ФРАГМЕНТ ДНЕВНИКА:

****************

Полное собрание сочинений в 15 томах. Том 1. Дневники - 1939 - [202]
Чего я ожидал от этого? Разрыва наших отношений. Но было у меня какое-то предчувствие, что они не разорвутся. Этого я [не] желал. А желал, если выразиться определеннее, я вот чего:
«Вы мне нравитесь, я вам нравлюсь — почему же нам не полюбезничать?»— «Вы боитесь за мое имя?» — «Я за него боюсь. Когда будет нам время разойтись, — мы еще увидим».
Итак, я главным образом хотел начать этот разговор для очищения своей совести от тех упреков, которые она уже начинала делать мне и которые мне высказал, как неминуемое следствие продолжения наших отношений, Палимпсестов. Жалкое средство! Жалкое успокоение!
К счастью моему, вышло иначе. Кончилось тем, что я высказал то, о чем бродили у [меня] только темные мысли, однако, бродили.
Итак, мы сидели за шашками с Николаем Димитриевичем. Мы сидели в гостиной у дивана. Вдруг вошел Василий Димит-риевич. — «Я имею передать новость, — сказал он, взяв меня к окну (Николай Димитриевич остался у дивана). — Вот вам высочайший приказ отправляться со мною» — и он показал мне на ладони маленькую записочку (руку я узнал по тем вопросам и ответам, которые мы с нею пцСали друг другу у Шапошниковых):
«Василий Димитриевич! Приходите к нам в ЗѴг часа и приводите с собою Чернышевского. Мне весьма нужно его видеть». Кажется, почти так была написана записка. Постараюсь взять подлинник, если будет можно (если он еще цел).
Я думал, что она хочет помириться со мною, думая, что я рассержен ее вчерашним обращением со мною.
Я пошел одеваться к себе наверх. Там спала маменька. Я боялся разбудить ее, чтобы она не стала спрашивать — куда. Удалось. И мы вышли.
(Оставляю писать, чтобы сходить к Василию Димитриевичу, главным образом затем, чтобы взять записку, если она еще цела у него.)

****************

ВАША ЗАДАЧА: Перепишите без изменений ту часть фрагмента дневника, которая открывается словами «Итак, мы сидели» и завершается словами «он еще цел).».

СОБРАННЫЙ МАТЕРИАЛ:
****************

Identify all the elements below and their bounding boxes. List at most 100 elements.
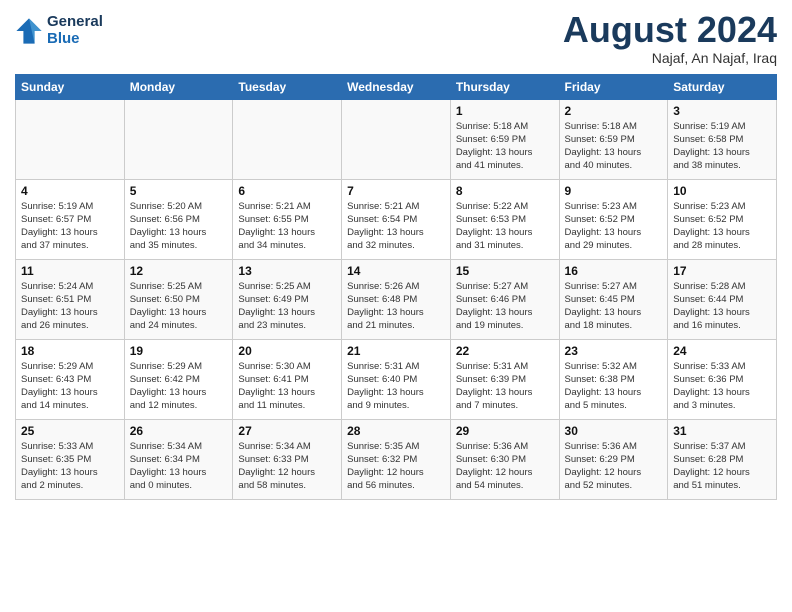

****************

РЕЗУЛЬТАТ НИЖЕ:
Итак, мы сидели за шашками с Николаем Димитриевичем. Мы сидели в гостиной у дивана. Вдруг вошел Василий Димит-риевич. — «Я имею передать новость, — сказал он, взяв меня к окну (Николай Димитриевич остался у дивана). — Вот вам высочайший приказ отправляться со мною» — и он показал мне на ладони маленькую записочку (руку я узнал по тем вопросам и ответам, которые мы с нею пцСали друг другу у Шапошниковых):
«Василий Димитриевич! Приходите к нам в ЗѴг часа и приводите с собою Чернышевского. Мне весьма нужно его видеть». Кажется, почти так была написана записка. Постараюсь взять подлинник, если будет можно (если он еще цел).